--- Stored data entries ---
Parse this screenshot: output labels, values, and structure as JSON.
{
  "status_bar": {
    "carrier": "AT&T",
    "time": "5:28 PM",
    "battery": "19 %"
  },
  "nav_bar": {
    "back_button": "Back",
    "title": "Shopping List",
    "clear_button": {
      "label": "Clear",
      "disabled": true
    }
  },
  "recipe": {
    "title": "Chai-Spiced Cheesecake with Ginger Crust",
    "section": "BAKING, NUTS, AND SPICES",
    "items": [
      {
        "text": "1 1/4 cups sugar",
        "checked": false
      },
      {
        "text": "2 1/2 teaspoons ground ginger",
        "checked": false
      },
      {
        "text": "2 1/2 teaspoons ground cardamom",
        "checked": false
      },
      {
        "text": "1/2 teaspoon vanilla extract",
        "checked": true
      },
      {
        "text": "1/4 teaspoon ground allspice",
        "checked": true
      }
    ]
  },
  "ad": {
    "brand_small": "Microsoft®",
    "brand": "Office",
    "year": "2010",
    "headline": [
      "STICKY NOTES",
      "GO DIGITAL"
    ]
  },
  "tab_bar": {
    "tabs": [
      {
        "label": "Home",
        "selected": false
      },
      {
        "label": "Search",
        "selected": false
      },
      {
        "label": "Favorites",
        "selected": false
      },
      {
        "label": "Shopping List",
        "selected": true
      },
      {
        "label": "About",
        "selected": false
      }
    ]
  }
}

--- SHORT TASK ---
Every line above needs to be retyped exactly.

--- RESPONSE ---
Parse this screenshot: output labels, values, and structure as JSON.
{
  "status_bar": {
    "carrier": "AT&T",
    "time": "5:28 PM",
    "battery": "19 %"
  },
  "nav_bar": {
    "back_button": "Back",
    "title": "Shopping List",
    "clear_button": {
      "label": "Clear",
      "disabled": true
    }
  },
  "recipe": {
    "title": "Chai-Spiced Cheesecake with Ginger Crust",
    "section": "BAKING, NUTS, AND SPICES",
    "items": [
      {
        "text": "1 1/4 cups sugar",
        "checked": false
      },
      {
        "text": "2 1/2 teaspoons ground ginger",
        "checked": false
      },
      {
        "text": "2 1/2 teaspoons ground cardamom",
        "checked": false
      },
      {
        "text": "1/2 teaspoon vanilla extract",
        "checked": true
      },
      {
        "text": "1/4 teaspoon ground allspice",
        "checked": true
      }
    ]
  },
  "ad": {
    "brand_small": "Microsoft®",
    "brand": "Office",
    "year": "2010",
    "headline": [
      "STICKY NOTES",
      "GO DIGITAL"
    ]
  },
  "tab_bar": {
    "tabs": [
      {
        "label": "Home",
        "selected": false
      },
      {
        "label": "Search",
        "selected": false
      },
      {
        "label": "Favorites",
        "selected": false
      },
      {
        "label": "Shopping List",
        "selected": true
      },
      {
        "label": "About",
        "selected": false
      }
    ]
  }
}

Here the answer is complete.